• [AIM OF THE TASK]: Read through the entries below and return each line with the word "only".

--- BEGIN ---

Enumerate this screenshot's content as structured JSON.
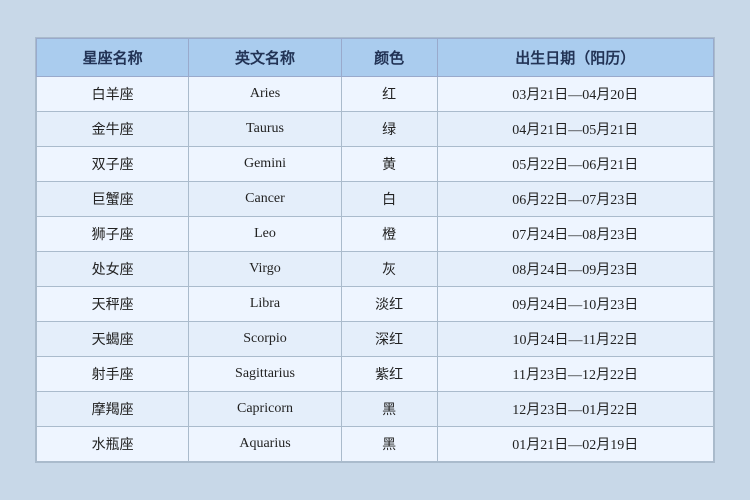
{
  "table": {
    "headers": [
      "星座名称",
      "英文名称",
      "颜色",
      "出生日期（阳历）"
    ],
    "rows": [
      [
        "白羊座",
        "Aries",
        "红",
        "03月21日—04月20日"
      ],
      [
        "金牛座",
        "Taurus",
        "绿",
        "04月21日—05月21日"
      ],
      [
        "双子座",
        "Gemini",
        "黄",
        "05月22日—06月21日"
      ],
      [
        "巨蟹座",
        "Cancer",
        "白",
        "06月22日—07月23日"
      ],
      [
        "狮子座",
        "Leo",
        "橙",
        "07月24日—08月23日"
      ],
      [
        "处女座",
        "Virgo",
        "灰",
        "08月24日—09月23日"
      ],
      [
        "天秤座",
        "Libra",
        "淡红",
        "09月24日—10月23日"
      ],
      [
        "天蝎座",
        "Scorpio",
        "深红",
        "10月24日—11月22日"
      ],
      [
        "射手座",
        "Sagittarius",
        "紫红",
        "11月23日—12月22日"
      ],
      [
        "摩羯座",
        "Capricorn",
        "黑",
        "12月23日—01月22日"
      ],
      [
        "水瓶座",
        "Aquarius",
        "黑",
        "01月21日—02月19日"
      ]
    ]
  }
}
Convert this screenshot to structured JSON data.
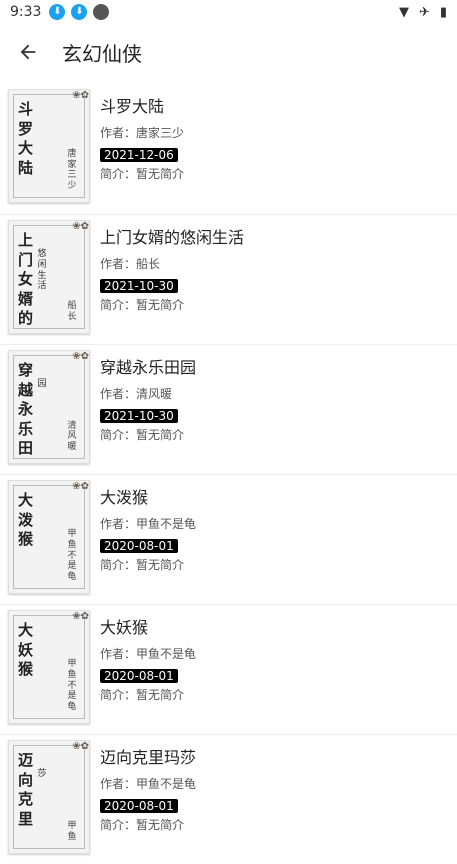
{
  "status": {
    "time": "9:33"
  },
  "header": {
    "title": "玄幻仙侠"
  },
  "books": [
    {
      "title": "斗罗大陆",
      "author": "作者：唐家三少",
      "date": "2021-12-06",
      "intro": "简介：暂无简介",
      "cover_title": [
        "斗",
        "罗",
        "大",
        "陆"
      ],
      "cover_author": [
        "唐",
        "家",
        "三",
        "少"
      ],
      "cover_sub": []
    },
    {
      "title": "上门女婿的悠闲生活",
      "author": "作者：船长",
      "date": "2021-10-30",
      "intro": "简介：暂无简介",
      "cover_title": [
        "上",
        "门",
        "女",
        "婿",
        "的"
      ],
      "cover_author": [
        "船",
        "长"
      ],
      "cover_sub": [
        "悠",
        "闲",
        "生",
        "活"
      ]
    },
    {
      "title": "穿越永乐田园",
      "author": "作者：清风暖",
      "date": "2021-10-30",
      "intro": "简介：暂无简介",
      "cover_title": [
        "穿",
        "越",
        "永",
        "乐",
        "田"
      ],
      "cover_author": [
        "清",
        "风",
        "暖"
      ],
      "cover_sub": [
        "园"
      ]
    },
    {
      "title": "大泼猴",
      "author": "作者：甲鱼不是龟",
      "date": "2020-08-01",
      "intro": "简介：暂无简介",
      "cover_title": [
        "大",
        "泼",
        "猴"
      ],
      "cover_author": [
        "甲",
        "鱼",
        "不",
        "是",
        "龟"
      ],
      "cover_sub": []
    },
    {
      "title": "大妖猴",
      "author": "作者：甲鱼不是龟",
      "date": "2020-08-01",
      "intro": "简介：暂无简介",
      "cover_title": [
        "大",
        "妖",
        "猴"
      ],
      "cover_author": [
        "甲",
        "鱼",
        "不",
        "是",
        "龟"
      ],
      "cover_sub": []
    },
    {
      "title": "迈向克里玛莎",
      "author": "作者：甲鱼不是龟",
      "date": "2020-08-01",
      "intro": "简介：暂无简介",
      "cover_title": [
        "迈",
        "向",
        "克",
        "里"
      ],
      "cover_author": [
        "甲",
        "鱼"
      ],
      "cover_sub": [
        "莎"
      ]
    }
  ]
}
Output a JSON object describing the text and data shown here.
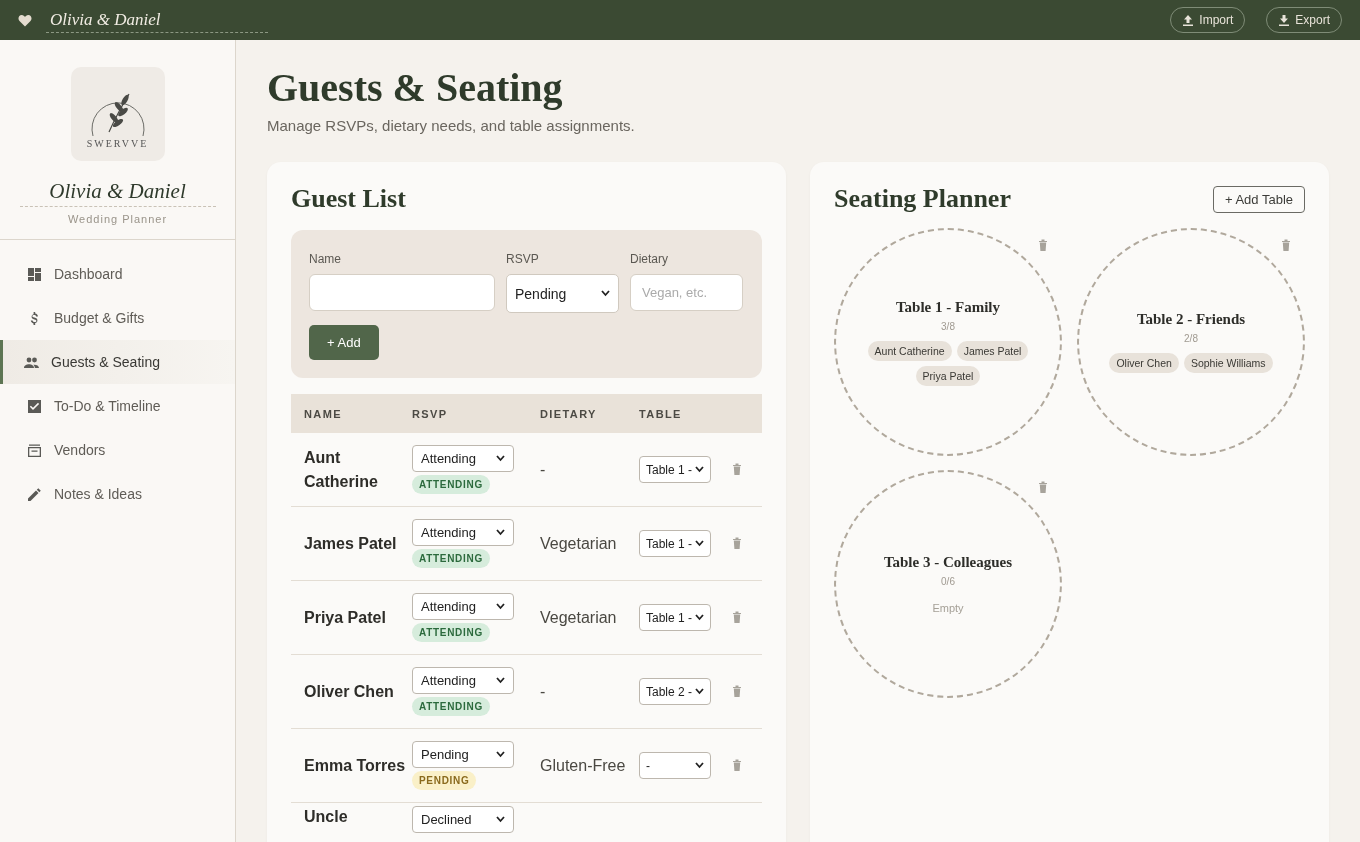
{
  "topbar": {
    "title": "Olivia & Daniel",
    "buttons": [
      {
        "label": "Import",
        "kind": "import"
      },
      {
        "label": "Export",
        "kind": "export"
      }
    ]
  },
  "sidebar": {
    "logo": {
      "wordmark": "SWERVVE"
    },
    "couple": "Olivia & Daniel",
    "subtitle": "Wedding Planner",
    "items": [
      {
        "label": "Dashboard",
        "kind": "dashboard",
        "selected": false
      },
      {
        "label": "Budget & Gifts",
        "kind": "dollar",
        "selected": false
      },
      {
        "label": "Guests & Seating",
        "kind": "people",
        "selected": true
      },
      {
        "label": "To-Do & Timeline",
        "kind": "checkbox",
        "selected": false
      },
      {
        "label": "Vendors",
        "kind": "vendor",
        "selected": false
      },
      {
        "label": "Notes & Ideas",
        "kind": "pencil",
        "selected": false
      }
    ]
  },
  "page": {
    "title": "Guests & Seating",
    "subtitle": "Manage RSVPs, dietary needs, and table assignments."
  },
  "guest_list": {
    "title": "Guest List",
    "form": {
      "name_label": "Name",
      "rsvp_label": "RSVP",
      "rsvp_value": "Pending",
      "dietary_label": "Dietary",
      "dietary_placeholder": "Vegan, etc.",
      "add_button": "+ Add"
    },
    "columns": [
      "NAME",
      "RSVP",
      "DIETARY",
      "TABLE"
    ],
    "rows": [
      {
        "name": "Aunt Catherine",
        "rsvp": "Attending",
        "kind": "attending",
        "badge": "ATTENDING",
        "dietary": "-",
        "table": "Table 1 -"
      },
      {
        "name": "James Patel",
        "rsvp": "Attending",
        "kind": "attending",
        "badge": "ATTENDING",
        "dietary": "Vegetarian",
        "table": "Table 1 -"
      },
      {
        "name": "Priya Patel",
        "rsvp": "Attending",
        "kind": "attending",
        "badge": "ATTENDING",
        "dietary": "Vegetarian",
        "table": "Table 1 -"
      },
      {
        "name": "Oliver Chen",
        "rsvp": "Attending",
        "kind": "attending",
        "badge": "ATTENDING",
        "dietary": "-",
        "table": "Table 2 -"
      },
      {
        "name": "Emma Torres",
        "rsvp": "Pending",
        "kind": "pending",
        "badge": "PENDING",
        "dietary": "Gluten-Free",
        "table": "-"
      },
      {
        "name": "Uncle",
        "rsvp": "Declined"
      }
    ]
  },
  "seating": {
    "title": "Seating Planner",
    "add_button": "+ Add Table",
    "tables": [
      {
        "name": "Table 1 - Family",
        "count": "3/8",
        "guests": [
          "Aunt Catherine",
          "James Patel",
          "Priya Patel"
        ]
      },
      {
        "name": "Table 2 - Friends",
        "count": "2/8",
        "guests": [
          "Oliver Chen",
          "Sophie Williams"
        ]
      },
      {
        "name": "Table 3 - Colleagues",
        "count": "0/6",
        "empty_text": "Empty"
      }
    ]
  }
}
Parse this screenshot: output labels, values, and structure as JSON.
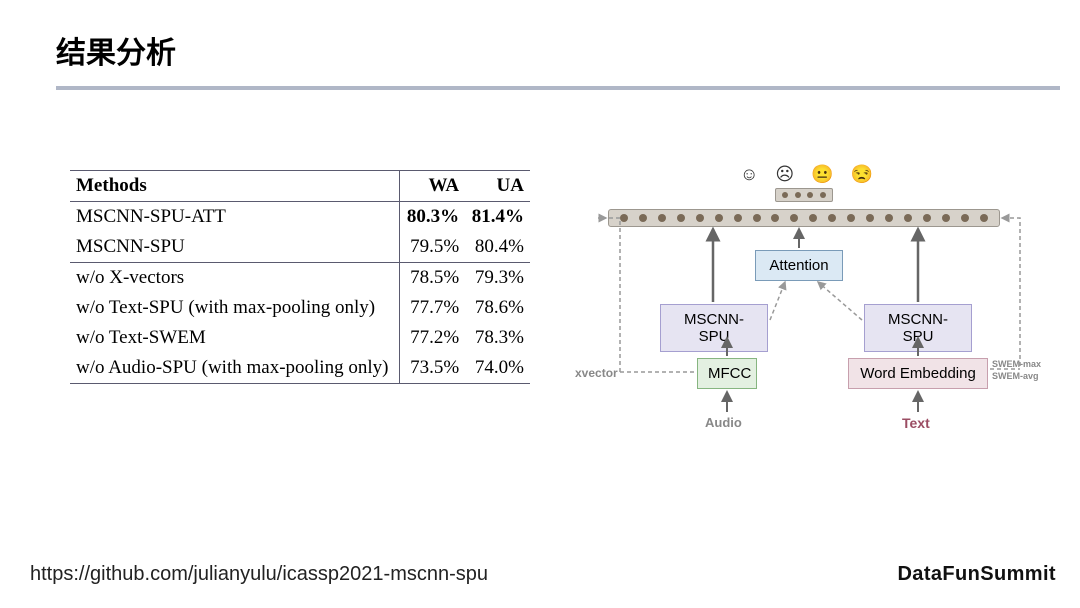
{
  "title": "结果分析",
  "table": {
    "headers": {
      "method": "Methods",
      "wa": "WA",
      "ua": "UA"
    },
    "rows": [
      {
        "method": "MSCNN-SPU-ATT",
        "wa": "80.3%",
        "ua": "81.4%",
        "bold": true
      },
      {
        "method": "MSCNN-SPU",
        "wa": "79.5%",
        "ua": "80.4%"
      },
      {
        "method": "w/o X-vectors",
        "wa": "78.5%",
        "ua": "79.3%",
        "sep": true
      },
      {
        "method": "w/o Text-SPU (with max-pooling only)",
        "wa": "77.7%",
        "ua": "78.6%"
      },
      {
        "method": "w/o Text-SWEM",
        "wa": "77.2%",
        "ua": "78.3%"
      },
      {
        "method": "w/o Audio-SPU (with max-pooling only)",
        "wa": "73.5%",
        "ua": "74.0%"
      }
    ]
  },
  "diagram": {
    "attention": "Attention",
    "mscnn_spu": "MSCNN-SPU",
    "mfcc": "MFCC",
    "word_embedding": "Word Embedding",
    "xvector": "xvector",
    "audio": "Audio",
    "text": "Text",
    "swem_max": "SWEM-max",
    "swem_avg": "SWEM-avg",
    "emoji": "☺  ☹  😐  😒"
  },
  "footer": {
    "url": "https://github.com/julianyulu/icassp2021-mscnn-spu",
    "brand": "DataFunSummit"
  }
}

--- END ---

• [CORRECT RESPONSE]:
        "method": "w/o Text-SPU (with max-pooling only)",
        "method": "w/o Audio-SPU (with max-pooling only)",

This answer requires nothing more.